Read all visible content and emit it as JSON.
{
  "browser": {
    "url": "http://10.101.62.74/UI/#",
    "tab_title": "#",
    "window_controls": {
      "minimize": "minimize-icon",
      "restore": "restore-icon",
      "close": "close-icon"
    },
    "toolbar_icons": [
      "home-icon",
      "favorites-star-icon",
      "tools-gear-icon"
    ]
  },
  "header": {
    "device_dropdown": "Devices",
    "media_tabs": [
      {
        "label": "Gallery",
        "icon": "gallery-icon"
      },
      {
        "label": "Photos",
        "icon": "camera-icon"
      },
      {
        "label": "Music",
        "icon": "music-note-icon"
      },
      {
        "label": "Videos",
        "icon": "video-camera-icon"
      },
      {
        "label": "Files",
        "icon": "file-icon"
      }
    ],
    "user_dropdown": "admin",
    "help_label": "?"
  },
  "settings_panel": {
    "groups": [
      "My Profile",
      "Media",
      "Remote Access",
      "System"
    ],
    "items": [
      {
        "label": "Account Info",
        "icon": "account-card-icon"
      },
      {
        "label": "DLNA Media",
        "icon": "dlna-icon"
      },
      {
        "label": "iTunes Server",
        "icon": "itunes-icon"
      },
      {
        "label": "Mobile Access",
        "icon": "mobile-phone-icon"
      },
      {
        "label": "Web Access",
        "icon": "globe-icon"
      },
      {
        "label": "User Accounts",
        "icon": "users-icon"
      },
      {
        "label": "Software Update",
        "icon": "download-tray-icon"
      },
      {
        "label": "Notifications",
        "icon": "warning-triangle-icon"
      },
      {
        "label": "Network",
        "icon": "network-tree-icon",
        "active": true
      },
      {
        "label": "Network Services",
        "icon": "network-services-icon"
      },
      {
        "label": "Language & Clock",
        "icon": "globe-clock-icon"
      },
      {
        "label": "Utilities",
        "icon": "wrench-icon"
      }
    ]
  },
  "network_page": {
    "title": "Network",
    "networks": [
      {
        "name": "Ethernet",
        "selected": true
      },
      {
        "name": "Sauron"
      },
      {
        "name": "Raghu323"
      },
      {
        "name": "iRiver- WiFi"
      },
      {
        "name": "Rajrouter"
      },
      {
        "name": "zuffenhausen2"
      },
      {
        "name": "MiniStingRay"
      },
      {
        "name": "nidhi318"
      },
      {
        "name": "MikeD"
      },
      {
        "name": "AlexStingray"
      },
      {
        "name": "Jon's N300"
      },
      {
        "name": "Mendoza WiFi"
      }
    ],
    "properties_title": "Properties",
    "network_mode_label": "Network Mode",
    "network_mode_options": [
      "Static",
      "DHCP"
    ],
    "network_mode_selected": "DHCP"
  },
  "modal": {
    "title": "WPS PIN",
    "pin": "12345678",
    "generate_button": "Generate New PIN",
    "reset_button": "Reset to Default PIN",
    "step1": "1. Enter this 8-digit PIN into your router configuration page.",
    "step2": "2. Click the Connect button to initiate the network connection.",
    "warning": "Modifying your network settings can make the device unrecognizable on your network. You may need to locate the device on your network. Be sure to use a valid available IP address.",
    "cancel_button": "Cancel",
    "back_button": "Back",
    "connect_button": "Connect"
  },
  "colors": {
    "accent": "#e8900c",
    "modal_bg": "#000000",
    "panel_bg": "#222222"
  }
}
____________
Directions for this task:
Quote the data in full, keeping each word unchanged.

Task answer:
Read all visible content and emit it as JSON.
{
  "browser": {
    "url": "http://10.101.62.74/UI/#",
    "tab_title": "#",
    "window_controls": {
      "minimize": "minimize-icon",
      "restore": "restore-icon",
      "close": "close-icon"
    },
    "toolbar_icons": [
      "home-icon",
      "favorites-star-icon",
      "tools-gear-icon"
    ]
  },
  "header": {
    "device_dropdown": "Devices",
    "media_tabs": [
      {
        "label": "Gallery",
        "icon": "gallery-icon"
      },
      {
        "label": "Photos",
        "icon": "camera-icon"
      },
      {
        "label": "Music",
        "icon": "music-note-icon"
      },
      {
        "label": "Videos",
        "icon": "video-camera-icon"
      },
      {
        "label": "Files",
        "icon": "file-icon"
      }
    ],
    "user_dropdown": "admin",
    "help_label": "?"
  },
  "settings_panel": {
    "groups": [
      "My Profile",
      "Media",
      "Remote Access",
      "System"
    ],
    "items": [
      {
        "label": "Account Info",
        "icon": "account-card-icon"
      },
      {
        "label": "DLNA Media",
        "icon": "dlna-icon"
      },
      {
        "label": "iTunes Server",
        "icon": "itunes-icon"
      },
      {
        "label": "Mobile Access",
        "icon": "mobile-phone-icon"
      },
      {
        "label": "Web Access",
        "icon": "globe-icon"
      },
      {
        "label": "User Accounts",
        "icon": "users-icon"
      },
      {
        "label": "Software Update",
        "icon": "download-tray-icon"
      },
      {
        "label": "Notifications",
        "icon": "warning-triangle-icon"
      },
      {
        "label": "Network",
        "icon": "network-tree-icon",
        "active": true
      },
      {
        "label": "Network Services",
        "icon": "network-services-icon"
      },
      {
        "label": "Language & Clock",
        "icon": "globe-clock-icon"
      },
      {
        "label": "Utilities",
        "icon": "wrench-icon"
      }
    ]
  },
  "network_page": {
    "title": "Network",
    "networks": [
      {
        "name": "Ethernet",
        "selected": true
      },
      {
        "name": "Sauron"
      },
      {
        "name": "Raghu323"
      },
      {
        "name": "iRiver- WiFi"
      },
      {
        "name": "Rajrouter"
      },
      {
        "name": "zuffenhausen2"
      },
      {
        "name": "MiniStingRay"
      },
      {
        "name": "nidhi318"
      },
      {
        "name": "MikeD"
      },
      {
        "name": "AlexStingray"
      },
      {
        "name": "Jon's N300"
      },
      {
        "name": "Mendoza WiFi"
      }
    ],
    "properties_title": "Properties",
    "network_mode_label": "Network Mode",
    "network_mode_options": [
      "Static",
      "DHCP"
    ],
    "network_mode_selected": "DHCP"
  },
  "modal": {
    "title": "WPS PIN",
    "pin": "12345678",
    "generate_button": "Generate New PIN",
    "reset_button": "Reset to Default PIN",
    "step1": "1. Enter this 8-digit PIN into your router configuration page.",
    "step2": "2. Click the Connect button to initiate the network connection.",
    "warning": "Modifying your network settings can make the device unrecognizable on your network. You may need to locate the device on your network. Be sure to use a valid available IP address.",
    "cancel_button": "Cancel",
    "back_button": "Back",
    "connect_button": "Connect"
  },
  "colors": {
    "accent": "#e8900c",
    "modal_bg": "#000000",
    "panel_bg": "#222222"
  }
}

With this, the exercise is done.